** START **

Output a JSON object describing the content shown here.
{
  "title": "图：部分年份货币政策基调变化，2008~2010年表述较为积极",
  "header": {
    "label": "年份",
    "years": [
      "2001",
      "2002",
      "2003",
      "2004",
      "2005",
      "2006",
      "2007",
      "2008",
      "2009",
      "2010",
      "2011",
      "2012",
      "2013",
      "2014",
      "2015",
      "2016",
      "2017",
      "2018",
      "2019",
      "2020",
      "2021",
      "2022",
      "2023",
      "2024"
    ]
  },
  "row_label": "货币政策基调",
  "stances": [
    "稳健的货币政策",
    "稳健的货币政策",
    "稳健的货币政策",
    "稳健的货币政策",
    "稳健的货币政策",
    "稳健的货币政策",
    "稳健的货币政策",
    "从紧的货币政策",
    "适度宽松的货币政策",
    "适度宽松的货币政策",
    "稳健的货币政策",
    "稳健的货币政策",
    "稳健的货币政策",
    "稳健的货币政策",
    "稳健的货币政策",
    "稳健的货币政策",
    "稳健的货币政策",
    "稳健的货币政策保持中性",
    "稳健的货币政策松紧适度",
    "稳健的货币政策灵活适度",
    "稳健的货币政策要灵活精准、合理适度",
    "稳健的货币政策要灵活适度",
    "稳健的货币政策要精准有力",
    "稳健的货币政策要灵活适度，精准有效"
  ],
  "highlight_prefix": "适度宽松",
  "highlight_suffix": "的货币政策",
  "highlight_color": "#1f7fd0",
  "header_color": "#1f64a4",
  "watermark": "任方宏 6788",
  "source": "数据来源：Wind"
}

** END **

## JOB:
Copy the data above exactly. Every line must be included.

## OUTPUT:
Output a JSON object describing the content shown here.
{
  "title": "图：部分年份货币政策基调变化，2008~2010年表述较为积极",
  "header": {
    "label": "年份",
    "years": [
      "2001",
      "2002",
      "2003",
      "2004",
      "2005",
      "2006",
      "2007",
      "2008",
      "2009",
      "2010",
      "2011",
      "2012",
      "2013",
      "2014",
      "2015",
      "2016",
      "2017",
      "2018",
      "2019",
      "2020",
      "2021",
      "2022",
      "2023",
      "2024"
    ]
  },
  "row_label": "货币政策基调",
  "stances": [
    "稳健的货币政策",
    "稳健的货币政策",
    "稳健的货币政策",
    "稳健的货币政策",
    "稳健的货币政策",
    "稳健的货币政策",
    "稳健的货币政策",
    "从紧的货币政策",
    "适度宽松的货币政策",
    "适度宽松的货币政策",
    "稳健的货币政策",
    "稳健的货币政策",
    "稳健的货币政策",
    "稳健的货币政策",
    "稳健的货币政策",
    "稳健的货币政策",
    "稳健的货币政策",
    "稳健的货币政策保持中性",
    "稳健的货币政策松紧适度",
    "稳健的货币政策灵活适度",
    "稳健的货币政策要灵活精准、合理适度",
    "稳健的货币政策要灵活适度",
    "稳健的货币政策要精准有力",
    "稳健的货币政策要灵活适度，精准有效"
  ],
  "highlight_prefix": "适度宽松",
  "highlight_suffix": "的货币政策",
  "highlight_color": "#1f7fd0",
  "header_color": "#1f64a4",
  "watermark": "任方宏 6788",
  "source": "数据来源：Wind"
}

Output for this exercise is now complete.